Set problem
The records below must be transcribed exactly. Do not include the pictures.

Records
-------
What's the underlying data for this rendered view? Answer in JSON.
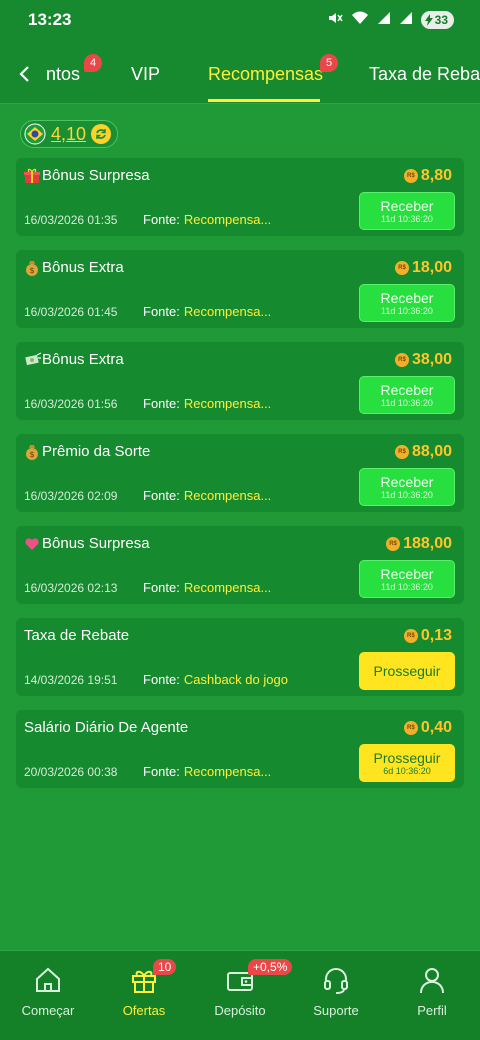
{
  "status_bar": {
    "time": "13:23",
    "battery": "33",
    "icons": [
      "mute-icon",
      "wifi-icon",
      "signal-icon",
      "signal-icon",
      "battery-charging-icon"
    ]
  },
  "tabs": {
    "items": [
      {
        "label": "ntos",
        "badge": "4"
      },
      {
        "label": "VIP",
        "badge": null
      },
      {
        "label": "Recompensas",
        "badge": "5",
        "active": true
      },
      {
        "label": "Taxa de Rebat",
        "badge": null
      }
    ]
  },
  "balance": {
    "value": "4,10"
  },
  "labels": {
    "source": "Fonte:"
  },
  "rewards": [
    {
      "title": "Bônus Surpresa",
      "icon": "gift-icon",
      "amount": "8,80",
      "date": "16/03/2026 01:35",
      "source": "Recompensa...",
      "button": "Receber",
      "timer": "11d 10:36:20",
      "type": "receive"
    },
    {
      "title": "Bônus Extra",
      "icon": "money-bag-icon",
      "amount": "18,00",
      "date": "16/03/2026 01:45",
      "source": "Recompensa...",
      "button": "Receber",
      "timer": "11d 10:36:20",
      "type": "receive"
    },
    {
      "title": "Bônus Extra",
      "icon": "flying-money-icon",
      "amount": "38,00",
      "date": "16/03/2026 01:56",
      "source": "Recompensa...",
      "button": "Receber",
      "timer": "11d 10:36:20",
      "type": "receive"
    },
    {
      "title": "Prêmio da Sorte",
      "icon": "money-bag-icon",
      "amount": "88,00",
      "date": "16/03/2026 02:09",
      "source": "Recompensa...",
      "button": "Receber",
      "timer": "11d 10:36:20",
      "type": "receive"
    },
    {
      "title": "Bônus Surpresa",
      "icon": "heart-icon",
      "amount": "188,00",
      "date": "16/03/2026 02:13",
      "source": "Recompensa...",
      "button": "Receber",
      "timer": "11d 10:36:20",
      "type": "receive"
    },
    {
      "title": "Taxa de Rebate",
      "icon": null,
      "amount": "0,13",
      "date": "14/03/2026 19:51",
      "source": "Cashback do jogo",
      "button": "Prosseguir",
      "timer": "",
      "type": "continue"
    },
    {
      "title": "Salário Diário De Agente",
      "icon": null,
      "amount": "0,40",
      "date": "20/03/2026 00:38",
      "source": "Recompensa...",
      "button": "Prosseguir",
      "timer": "6d 10:36:20",
      "type": "continue"
    }
  ],
  "coin_label": "R$",
  "bottom_nav": [
    {
      "label": "Começar",
      "icon": "home-icon",
      "badge": null
    },
    {
      "label": "Ofertas",
      "icon": "gift-icon",
      "badge": "10",
      "active": true
    },
    {
      "label": "Depósito",
      "icon": "wallet-icon",
      "badge": "+0,5%"
    },
    {
      "label": "Suporte",
      "icon": "headset-icon",
      "badge": null
    },
    {
      "label": "Perfil",
      "icon": "user-icon",
      "badge": null
    }
  ],
  "colors": {
    "background": "#1f9a37",
    "header": "#17892e",
    "card": "#168a2e",
    "accent_yellow": "#ffef3a",
    "amount_orange": "#ffc52a",
    "receive_button": "#27e03f",
    "continue_button": "#ffe51f"
  }
}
-------
Expected answer
What's the underlying data for this rendered view? Answer in JSON.
{
  "status_bar": {
    "time": "13:23",
    "battery": "33",
    "icons": [
      "mute-icon",
      "wifi-icon",
      "signal-icon",
      "signal-icon",
      "battery-charging-icon"
    ]
  },
  "tabs": {
    "items": [
      {
        "label": "ntos",
        "badge": "4"
      },
      {
        "label": "VIP",
        "badge": null
      },
      {
        "label": "Recompensas",
        "badge": "5",
        "active": true
      },
      {
        "label": "Taxa de Rebat",
        "badge": null
      }
    ]
  },
  "balance": {
    "value": "4,10"
  },
  "labels": {
    "source": "Fonte:"
  },
  "rewards": [
    {
      "title": "Bônus Surpresa",
      "icon": "gift-icon",
      "amount": "8,80",
      "date": "16/03/2026 01:35",
      "source": "Recompensa...",
      "button": "Receber",
      "timer": "11d 10:36:20",
      "type": "receive"
    },
    {
      "title": "Bônus Extra",
      "icon": "money-bag-icon",
      "amount": "18,00",
      "date": "16/03/2026 01:45",
      "source": "Recompensa...",
      "button": "Receber",
      "timer": "11d 10:36:20",
      "type": "receive"
    },
    {
      "title": "Bônus Extra",
      "icon": "flying-money-icon",
      "amount": "38,00",
      "date": "16/03/2026 01:56",
      "source": "Recompensa...",
      "button": "Receber",
      "timer": "11d 10:36:20",
      "type": "receive"
    },
    {
      "title": "Prêmio da Sorte",
      "icon": "money-bag-icon",
      "amount": "88,00",
      "date": "16/03/2026 02:09",
      "source": "Recompensa...",
      "button": "Receber",
      "timer": "11d 10:36:20",
      "type": "receive"
    },
    {
      "title": "Bônus Surpresa",
      "icon": "heart-icon",
      "amount": "188,00",
      "date": "16/03/2026 02:13",
      "source": "Recompensa...",
      "button": "Receber",
      "timer": "11d 10:36:20",
      "type": "receive"
    },
    {
      "title": "Taxa de Rebate",
      "icon": null,
      "amount": "0,13",
      "date": "14/03/2026 19:51",
      "source": "Cashback do jogo",
      "button": "Prosseguir",
      "timer": "",
      "type": "continue"
    },
    {
      "title": "Salário Diário De Agente",
      "icon": null,
      "amount": "0,40",
      "date": "20/03/2026 00:38",
      "source": "Recompensa...",
      "button": "Prosseguir",
      "timer": "6d 10:36:20",
      "type": "continue"
    }
  ],
  "coin_label": "R$",
  "bottom_nav": [
    {
      "label": "Começar",
      "icon": "home-icon",
      "badge": null
    },
    {
      "label": "Ofertas",
      "icon": "gift-icon",
      "badge": "10",
      "active": true
    },
    {
      "label": "Depósito",
      "icon": "wallet-icon",
      "badge": "+0,5%"
    },
    {
      "label": "Suporte",
      "icon": "headset-icon",
      "badge": null
    },
    {
      "label": "Perfil",
      "icon": "user-icon",
      "badge": null
    }
  ],
  "colors": {
    "background": "#1f9a37",
    "header": "#17892e",
    "card": "#168a2e",
    "accent_yellow": "#ffef3a",
    "amount_orange": "#ffc52a",
    "receive_button": "#27e03f",
    "continue_button": "#ffe51f"
  }
}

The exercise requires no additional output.